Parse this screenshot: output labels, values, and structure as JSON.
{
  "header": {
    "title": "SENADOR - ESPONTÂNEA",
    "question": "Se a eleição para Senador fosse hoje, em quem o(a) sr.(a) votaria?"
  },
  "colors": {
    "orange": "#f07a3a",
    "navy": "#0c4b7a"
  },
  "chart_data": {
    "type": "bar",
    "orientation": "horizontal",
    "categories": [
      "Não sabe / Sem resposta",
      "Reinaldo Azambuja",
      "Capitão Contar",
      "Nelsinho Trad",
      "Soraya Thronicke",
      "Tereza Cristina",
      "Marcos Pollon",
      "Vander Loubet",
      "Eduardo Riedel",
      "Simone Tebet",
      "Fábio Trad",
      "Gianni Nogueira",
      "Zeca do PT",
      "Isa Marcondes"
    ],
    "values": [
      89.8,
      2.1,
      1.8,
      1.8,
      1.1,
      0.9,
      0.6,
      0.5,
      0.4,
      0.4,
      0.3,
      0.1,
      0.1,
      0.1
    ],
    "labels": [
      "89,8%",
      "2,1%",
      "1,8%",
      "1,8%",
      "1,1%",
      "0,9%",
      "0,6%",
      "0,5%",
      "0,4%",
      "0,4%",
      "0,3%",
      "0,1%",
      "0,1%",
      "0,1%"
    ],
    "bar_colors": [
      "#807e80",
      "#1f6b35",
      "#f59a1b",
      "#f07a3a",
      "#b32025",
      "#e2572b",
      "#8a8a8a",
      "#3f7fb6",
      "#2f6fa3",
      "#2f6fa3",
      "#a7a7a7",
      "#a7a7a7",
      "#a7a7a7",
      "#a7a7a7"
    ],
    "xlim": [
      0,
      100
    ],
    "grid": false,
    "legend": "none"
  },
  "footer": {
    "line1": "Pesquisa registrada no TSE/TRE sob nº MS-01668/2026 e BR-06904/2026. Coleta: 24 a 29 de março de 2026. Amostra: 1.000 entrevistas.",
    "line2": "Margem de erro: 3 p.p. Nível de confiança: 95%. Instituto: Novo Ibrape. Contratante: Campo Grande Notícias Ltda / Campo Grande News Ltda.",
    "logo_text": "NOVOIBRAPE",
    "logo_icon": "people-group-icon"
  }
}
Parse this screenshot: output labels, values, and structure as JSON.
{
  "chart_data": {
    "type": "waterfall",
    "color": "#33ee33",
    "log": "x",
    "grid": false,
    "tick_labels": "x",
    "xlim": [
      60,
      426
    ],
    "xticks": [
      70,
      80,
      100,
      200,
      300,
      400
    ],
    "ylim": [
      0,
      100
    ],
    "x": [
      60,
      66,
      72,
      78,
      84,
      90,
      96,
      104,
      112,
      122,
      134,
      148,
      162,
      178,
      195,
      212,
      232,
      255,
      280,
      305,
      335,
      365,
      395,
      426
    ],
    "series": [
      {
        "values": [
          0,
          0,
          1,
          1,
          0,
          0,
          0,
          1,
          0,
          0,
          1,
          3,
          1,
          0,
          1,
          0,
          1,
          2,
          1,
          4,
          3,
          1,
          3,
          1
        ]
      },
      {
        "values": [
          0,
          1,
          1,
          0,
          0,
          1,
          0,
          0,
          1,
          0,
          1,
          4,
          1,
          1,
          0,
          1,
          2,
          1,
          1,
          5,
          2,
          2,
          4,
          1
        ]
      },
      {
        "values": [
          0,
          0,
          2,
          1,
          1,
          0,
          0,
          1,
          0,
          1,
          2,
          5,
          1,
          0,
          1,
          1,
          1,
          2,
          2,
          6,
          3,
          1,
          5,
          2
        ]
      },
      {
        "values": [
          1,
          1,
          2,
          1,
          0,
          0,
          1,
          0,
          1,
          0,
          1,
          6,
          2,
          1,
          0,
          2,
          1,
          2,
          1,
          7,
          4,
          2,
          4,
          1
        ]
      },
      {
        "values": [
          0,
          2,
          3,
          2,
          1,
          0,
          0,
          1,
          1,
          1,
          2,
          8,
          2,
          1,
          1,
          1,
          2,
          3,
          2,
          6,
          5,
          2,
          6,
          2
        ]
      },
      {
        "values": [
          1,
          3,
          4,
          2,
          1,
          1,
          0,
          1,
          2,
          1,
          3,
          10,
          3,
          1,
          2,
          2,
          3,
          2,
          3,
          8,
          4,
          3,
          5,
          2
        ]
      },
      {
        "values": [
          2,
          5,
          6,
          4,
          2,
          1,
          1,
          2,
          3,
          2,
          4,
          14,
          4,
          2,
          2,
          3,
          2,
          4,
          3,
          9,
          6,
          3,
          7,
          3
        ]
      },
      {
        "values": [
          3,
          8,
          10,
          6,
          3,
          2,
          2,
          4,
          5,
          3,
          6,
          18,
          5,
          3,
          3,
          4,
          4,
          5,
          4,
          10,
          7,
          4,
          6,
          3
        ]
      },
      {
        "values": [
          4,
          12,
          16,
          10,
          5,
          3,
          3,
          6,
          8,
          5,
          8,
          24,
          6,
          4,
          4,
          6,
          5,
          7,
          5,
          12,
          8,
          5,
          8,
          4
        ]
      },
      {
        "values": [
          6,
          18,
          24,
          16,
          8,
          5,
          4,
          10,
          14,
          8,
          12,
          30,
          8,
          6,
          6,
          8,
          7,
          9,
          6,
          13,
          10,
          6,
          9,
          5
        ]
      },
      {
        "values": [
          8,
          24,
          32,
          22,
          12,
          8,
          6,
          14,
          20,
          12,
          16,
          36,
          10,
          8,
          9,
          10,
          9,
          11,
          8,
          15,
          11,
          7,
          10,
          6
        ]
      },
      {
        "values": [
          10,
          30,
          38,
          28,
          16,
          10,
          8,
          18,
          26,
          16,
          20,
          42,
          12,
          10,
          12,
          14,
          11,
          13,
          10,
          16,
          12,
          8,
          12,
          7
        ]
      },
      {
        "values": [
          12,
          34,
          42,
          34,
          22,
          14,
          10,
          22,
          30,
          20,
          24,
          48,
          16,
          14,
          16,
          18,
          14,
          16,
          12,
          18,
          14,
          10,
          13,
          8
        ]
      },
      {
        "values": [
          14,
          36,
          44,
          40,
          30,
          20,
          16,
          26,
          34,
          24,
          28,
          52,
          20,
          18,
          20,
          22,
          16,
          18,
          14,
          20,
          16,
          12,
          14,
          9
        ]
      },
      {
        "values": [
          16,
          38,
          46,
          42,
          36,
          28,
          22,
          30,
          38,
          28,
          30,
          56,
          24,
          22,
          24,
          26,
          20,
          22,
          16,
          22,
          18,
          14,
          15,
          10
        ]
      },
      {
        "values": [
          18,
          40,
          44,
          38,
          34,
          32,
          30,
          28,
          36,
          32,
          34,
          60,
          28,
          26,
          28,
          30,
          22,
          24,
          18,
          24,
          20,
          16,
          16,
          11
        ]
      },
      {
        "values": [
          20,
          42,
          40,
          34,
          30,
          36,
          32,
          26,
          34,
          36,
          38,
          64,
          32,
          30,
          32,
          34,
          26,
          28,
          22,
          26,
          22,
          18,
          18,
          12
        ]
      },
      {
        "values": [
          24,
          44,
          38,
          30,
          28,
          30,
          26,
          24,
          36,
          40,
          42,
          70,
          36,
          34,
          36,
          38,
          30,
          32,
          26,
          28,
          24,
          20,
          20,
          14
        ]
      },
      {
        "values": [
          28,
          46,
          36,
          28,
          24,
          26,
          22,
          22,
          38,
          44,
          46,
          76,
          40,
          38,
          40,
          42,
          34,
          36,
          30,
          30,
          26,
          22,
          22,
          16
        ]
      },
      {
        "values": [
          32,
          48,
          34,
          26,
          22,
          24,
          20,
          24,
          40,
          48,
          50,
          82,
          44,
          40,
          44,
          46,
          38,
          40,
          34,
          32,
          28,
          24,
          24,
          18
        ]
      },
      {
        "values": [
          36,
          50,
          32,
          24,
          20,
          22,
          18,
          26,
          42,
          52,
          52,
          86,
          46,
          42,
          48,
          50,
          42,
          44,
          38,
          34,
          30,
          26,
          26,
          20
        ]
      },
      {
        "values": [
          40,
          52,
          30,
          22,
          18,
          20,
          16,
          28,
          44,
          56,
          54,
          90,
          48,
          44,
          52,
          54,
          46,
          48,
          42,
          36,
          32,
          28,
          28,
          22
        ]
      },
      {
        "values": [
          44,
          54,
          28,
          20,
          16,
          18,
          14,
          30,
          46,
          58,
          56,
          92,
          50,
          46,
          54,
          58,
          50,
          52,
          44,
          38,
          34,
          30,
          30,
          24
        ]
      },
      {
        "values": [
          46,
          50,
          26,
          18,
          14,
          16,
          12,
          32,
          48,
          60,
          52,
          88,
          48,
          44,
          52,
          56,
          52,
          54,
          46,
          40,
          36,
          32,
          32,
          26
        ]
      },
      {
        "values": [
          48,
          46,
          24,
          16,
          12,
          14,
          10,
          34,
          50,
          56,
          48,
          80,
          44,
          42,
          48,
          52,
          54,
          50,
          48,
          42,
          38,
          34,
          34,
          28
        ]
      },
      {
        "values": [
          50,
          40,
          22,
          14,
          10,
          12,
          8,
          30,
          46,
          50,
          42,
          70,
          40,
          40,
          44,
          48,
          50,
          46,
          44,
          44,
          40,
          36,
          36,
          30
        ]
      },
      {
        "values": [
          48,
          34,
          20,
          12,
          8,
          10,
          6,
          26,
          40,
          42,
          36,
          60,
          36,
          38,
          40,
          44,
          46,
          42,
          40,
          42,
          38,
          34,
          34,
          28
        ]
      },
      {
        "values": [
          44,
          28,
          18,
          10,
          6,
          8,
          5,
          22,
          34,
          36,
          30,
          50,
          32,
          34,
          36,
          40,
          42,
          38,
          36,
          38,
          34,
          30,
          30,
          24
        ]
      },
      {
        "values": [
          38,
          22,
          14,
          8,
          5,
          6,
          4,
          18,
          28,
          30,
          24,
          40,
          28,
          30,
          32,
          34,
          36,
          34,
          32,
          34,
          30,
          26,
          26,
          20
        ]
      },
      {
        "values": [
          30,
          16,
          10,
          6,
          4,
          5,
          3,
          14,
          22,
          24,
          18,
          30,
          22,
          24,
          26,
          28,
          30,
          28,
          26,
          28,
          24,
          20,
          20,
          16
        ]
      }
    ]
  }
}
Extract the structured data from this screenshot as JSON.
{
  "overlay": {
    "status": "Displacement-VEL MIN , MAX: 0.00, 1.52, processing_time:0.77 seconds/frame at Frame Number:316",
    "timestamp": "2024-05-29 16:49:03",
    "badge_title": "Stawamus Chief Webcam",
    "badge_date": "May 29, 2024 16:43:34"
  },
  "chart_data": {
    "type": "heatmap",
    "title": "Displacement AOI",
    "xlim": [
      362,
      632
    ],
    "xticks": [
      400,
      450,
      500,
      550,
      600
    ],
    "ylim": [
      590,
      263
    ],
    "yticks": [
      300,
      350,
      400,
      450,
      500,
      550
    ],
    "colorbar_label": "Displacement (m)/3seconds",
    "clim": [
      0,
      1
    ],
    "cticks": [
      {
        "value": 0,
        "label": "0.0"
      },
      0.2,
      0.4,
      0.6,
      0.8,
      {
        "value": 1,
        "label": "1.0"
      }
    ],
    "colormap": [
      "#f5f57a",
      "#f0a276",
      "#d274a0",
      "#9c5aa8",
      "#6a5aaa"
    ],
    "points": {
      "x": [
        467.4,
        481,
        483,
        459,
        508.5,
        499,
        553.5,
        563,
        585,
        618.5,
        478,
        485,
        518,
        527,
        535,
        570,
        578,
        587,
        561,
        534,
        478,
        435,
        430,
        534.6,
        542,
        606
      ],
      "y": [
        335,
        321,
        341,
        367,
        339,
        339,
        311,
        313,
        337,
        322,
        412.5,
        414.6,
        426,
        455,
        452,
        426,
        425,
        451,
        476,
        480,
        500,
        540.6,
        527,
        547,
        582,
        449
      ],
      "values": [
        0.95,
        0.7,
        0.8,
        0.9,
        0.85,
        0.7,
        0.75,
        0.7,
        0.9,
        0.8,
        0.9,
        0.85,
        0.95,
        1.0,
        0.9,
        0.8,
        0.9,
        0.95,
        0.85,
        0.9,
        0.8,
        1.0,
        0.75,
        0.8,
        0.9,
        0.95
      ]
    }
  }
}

→ Problem
In the entries above, find the line containing "Extract the structured". Set down that line and every line after it through the last one, exactly and alone.

→ Exercise response
Extract the structured data from this screenshot as JSON.
{
  "overlay": {
    "status": "Displacement-VEL MIN , MAX: 0.00, 1.52, processing_time:0.77 seconds/frame at Frame Number:316",
    "timestamp": "2024-05-29 16:49:03",
    "badge_title": "Stawamus Chief Webcam",
    "badge_date": "May 29, 2024 16:43:34"
  },
  "chart_data": {
    "type": "heatmap",
    "title": "Displacement AOI",
    "xlim": [
      362,
      632
    ],
    "xticks": [
      400,
      450,
      500,
      550,
      600
    ],
    "ylim": [
      590,
      263
    ],
    "yticks": [
      300,
      350,
      400,
      450,
      500,
      550
    ],
    "colorbar_label": "Displacement (m)/3seconds",
    "clim": [
      0,
      1
    ],
    "cticks": [
      {
        "value": 0,
        "label": "0.0"
      },
      0.2,
      0.4,
      0.6,
      0.8,
      {
        "value": 1,
        "label": "1.0"
      }
    ],
    "colormap": [
      "#f5f57a",
      "#f0a276",
      "#d274a0",
      "#9c5aa8",
      "#6a5aaa"
    ],
    "points": {
      "x": [
        467.4,
        481,
        483,
        459,
        508.5,
        499,
        553.5,
        563,
        585,
        618.5,
        478,
        485,
        518,
        527,
        535,
        570,
        578,
        587,
        561,
        534,
        478,
        435,
        430,
        534.6,
        542,
        606
      ],
      "y": [
        335,
        321,
        341,
        367,
        339,
        339,
        311,
        313,
        337,
        322,
        412.5,
        414.6,
        426,
        455,
        452,
        426,
        425,
        451,
        476,
        480,
        500,
        540.6,
        527,
        547,
        582,
        449
      ],
      "values": [
        0.95,
        0.7,
        0.8,
        0.9,
        0.85,
        0.7,
        0.75,
        0.7,
        0.9,
        0.8,
        0.9,
        0.85,
        0.95,
        1.0,
        0.9,
        0.8,
        0.9,
        0.95,
        0.85,
        0.9,
        0.8,
        1.0,
        0.75,
        0.8,
        0.9,
        0.95
      ]
    }
  }
}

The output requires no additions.